Requirements: Show every line of the records below that contains the word "ſine".

Listing:
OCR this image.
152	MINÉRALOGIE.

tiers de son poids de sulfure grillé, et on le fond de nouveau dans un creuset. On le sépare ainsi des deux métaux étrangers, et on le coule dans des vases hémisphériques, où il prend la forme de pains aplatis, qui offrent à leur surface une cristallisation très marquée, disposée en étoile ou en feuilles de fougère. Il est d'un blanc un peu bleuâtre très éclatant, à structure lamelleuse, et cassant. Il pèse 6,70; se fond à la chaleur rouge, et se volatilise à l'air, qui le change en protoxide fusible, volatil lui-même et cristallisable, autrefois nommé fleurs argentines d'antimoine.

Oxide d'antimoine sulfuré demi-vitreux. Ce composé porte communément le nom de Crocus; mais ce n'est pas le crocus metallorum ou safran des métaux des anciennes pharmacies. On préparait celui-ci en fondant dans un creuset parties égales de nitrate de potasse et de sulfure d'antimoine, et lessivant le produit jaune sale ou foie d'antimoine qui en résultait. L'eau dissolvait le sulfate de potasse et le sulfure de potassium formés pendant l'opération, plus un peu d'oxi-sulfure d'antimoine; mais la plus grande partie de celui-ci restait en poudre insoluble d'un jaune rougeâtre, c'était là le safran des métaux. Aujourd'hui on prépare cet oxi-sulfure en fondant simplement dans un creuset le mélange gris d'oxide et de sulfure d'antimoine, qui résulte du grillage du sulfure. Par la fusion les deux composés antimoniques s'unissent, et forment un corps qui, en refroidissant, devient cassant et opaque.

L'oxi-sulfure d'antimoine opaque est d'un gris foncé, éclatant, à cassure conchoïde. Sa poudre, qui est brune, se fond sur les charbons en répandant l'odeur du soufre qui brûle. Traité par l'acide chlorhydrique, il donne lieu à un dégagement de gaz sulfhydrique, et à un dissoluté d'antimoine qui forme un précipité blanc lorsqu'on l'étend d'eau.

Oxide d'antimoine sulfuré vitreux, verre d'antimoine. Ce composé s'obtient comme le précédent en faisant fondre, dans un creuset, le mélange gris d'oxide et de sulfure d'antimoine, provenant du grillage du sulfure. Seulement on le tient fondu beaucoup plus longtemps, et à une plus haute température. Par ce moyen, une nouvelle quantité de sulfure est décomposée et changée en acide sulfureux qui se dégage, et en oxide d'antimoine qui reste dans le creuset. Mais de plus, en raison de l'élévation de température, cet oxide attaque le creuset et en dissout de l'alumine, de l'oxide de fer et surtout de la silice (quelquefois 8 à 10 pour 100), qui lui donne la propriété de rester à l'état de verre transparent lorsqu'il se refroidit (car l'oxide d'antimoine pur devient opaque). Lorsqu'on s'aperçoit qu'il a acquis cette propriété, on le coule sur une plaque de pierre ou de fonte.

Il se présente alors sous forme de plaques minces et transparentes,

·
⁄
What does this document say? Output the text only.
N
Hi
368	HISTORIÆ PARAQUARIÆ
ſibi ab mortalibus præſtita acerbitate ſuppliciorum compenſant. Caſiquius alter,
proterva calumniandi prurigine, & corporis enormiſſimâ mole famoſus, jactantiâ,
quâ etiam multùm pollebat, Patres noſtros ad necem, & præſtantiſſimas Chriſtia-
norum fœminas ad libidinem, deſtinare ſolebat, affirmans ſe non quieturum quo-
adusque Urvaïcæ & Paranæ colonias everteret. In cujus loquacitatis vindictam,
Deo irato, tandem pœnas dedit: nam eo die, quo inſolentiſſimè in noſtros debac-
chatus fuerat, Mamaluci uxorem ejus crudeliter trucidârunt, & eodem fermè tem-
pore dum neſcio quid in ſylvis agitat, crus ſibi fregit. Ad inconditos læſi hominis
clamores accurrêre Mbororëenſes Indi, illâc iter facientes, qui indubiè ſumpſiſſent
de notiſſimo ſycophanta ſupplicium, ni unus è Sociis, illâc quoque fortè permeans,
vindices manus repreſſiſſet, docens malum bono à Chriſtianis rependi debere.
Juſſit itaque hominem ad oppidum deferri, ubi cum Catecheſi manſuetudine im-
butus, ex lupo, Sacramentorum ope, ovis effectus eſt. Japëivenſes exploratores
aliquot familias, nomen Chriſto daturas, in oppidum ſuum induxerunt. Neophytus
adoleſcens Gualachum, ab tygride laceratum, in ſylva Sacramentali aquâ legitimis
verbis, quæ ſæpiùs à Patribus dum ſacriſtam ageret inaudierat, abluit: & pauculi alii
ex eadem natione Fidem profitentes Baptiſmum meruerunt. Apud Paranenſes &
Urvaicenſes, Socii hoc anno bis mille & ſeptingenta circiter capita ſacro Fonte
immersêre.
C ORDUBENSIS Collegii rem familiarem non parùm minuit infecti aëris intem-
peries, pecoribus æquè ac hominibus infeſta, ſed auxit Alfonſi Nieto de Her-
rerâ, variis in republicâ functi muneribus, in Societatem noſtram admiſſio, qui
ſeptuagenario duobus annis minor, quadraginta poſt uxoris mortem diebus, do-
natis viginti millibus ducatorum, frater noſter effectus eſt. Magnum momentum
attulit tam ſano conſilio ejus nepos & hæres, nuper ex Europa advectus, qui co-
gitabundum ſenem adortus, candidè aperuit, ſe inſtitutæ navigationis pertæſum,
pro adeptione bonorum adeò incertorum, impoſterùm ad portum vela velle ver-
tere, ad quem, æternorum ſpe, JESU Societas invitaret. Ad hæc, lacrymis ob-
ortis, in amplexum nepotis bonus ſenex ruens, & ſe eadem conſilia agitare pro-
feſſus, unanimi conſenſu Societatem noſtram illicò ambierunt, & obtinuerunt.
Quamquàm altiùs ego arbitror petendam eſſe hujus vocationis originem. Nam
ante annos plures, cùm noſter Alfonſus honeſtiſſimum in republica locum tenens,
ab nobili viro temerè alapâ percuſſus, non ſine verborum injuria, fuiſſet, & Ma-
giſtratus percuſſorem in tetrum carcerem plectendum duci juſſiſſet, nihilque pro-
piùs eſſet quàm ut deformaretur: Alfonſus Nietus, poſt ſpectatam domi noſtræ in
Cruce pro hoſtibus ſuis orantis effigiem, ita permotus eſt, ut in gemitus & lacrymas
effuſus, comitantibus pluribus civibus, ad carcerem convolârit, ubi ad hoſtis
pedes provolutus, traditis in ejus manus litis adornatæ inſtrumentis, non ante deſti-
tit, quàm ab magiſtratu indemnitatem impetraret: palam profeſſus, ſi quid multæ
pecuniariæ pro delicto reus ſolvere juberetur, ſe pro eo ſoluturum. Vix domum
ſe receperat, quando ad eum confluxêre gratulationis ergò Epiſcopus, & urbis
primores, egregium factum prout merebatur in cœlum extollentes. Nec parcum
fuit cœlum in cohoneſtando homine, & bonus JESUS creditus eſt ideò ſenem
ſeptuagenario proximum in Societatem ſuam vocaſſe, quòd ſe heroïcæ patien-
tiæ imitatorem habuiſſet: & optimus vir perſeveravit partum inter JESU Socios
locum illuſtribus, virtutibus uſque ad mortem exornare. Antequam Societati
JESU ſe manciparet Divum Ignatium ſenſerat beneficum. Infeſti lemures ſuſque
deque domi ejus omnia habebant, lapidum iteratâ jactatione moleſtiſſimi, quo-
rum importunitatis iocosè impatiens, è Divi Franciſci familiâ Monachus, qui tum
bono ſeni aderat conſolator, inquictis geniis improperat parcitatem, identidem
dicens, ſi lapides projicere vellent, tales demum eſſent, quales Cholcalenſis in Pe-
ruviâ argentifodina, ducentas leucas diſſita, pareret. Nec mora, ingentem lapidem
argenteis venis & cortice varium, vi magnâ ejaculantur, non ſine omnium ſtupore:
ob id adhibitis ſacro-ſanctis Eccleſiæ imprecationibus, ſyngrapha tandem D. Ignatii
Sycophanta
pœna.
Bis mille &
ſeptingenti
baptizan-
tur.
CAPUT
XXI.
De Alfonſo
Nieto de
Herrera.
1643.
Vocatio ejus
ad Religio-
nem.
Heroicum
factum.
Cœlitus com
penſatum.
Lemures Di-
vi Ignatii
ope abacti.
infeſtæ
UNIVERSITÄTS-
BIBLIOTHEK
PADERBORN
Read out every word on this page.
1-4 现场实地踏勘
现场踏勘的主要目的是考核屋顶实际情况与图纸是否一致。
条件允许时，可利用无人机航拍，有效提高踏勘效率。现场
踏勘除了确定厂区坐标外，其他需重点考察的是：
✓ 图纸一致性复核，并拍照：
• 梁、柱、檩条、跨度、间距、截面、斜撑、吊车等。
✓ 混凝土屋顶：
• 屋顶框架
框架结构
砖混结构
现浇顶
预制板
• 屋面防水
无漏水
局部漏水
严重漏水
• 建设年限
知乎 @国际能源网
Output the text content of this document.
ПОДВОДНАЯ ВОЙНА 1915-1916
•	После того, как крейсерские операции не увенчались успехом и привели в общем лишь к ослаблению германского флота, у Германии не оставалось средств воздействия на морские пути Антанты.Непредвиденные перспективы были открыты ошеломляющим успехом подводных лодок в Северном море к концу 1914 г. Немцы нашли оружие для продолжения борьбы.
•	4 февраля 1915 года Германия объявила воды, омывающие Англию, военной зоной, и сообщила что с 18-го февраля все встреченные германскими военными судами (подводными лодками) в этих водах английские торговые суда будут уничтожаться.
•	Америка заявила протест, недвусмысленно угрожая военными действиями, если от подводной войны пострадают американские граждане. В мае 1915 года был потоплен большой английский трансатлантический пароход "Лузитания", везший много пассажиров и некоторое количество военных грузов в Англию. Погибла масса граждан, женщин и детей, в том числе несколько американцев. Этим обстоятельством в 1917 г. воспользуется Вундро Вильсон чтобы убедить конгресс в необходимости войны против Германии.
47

Exercise result:
ab nobili viro temerè alapâ percuſſus, non ſine verborum injuria, fuiſſet, & Ma-
argenteis venis & cortice varium, vi magnâ ejaculantur, non ſine omnium ſtupore:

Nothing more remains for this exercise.